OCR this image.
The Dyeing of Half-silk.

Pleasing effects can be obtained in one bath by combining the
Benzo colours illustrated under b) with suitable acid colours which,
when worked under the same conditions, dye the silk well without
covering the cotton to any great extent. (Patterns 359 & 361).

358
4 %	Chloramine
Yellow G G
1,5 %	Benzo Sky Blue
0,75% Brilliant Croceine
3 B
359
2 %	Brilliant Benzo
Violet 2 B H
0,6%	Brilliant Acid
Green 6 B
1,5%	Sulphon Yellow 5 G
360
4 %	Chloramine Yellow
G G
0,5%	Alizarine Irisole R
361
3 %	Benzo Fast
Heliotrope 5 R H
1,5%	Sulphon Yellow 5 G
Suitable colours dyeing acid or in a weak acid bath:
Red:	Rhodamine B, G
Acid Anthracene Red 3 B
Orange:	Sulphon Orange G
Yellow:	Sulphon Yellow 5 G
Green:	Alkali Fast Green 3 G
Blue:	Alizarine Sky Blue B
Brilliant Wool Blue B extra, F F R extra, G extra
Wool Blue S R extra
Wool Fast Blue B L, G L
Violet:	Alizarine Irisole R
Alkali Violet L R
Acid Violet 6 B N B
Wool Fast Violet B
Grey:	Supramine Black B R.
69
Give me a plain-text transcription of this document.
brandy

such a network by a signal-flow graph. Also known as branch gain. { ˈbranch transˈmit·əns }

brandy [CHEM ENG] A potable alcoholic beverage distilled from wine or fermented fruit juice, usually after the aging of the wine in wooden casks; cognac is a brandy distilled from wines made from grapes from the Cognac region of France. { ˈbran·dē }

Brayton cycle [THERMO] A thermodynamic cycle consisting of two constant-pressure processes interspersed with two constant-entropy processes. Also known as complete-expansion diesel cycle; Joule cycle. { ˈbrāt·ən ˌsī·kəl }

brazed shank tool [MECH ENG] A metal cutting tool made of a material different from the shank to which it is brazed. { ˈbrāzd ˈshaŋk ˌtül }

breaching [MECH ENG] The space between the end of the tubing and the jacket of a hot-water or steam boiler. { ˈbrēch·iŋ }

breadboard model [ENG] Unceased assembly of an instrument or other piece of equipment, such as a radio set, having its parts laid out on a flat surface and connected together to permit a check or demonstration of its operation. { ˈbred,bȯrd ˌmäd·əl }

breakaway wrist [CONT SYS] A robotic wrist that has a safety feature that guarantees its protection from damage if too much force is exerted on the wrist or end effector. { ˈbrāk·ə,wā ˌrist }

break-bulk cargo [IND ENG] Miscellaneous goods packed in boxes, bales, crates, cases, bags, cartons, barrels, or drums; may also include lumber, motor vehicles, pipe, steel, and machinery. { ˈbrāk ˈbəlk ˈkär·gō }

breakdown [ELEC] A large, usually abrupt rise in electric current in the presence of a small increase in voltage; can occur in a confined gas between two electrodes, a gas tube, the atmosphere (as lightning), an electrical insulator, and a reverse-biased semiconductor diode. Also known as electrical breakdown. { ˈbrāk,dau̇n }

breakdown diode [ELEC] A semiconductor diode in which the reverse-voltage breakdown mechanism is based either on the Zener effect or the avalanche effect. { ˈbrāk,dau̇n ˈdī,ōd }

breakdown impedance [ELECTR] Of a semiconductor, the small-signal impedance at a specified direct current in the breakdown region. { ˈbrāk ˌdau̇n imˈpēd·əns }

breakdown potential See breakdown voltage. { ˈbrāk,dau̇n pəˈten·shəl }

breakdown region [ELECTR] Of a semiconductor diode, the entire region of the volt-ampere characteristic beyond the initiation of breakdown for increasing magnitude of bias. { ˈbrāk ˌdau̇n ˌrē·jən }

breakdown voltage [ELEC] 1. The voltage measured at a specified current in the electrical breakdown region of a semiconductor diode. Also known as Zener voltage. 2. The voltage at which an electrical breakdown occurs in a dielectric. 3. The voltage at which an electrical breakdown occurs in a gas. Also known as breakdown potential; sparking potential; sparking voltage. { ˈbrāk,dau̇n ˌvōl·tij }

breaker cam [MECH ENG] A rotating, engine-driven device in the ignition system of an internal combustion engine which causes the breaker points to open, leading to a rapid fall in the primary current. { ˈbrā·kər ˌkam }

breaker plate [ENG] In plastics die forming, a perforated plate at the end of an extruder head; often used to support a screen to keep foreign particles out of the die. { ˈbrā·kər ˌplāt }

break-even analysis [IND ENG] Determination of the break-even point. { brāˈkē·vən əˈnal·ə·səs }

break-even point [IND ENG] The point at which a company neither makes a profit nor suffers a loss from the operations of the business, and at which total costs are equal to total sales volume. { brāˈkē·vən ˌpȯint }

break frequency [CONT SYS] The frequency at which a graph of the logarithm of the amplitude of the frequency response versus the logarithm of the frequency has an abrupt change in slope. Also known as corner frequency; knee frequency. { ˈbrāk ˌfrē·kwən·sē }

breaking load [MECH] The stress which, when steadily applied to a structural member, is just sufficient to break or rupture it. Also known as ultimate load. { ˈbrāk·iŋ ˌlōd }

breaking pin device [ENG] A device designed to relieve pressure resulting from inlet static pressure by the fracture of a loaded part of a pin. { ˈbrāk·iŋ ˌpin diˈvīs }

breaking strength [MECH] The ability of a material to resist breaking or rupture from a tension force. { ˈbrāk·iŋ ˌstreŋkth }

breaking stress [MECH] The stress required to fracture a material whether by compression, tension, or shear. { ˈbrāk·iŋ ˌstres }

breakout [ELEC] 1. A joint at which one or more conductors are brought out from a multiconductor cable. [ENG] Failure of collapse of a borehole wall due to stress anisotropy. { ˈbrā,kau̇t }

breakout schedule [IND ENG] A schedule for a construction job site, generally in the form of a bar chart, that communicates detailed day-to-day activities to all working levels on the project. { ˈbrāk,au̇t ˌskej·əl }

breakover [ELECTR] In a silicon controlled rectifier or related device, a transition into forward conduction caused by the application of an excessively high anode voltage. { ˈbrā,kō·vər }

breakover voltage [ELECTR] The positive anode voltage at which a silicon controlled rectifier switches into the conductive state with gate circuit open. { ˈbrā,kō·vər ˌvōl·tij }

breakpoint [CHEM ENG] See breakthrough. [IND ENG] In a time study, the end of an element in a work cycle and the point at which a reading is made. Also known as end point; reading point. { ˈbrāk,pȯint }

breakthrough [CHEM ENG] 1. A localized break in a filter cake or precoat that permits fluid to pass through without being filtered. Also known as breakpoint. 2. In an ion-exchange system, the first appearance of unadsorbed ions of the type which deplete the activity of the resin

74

######

§ DIRECTIVE
Check each line of the data above for the string "rupture" and report only how many lines have it.

§ TASK OUTPUT
2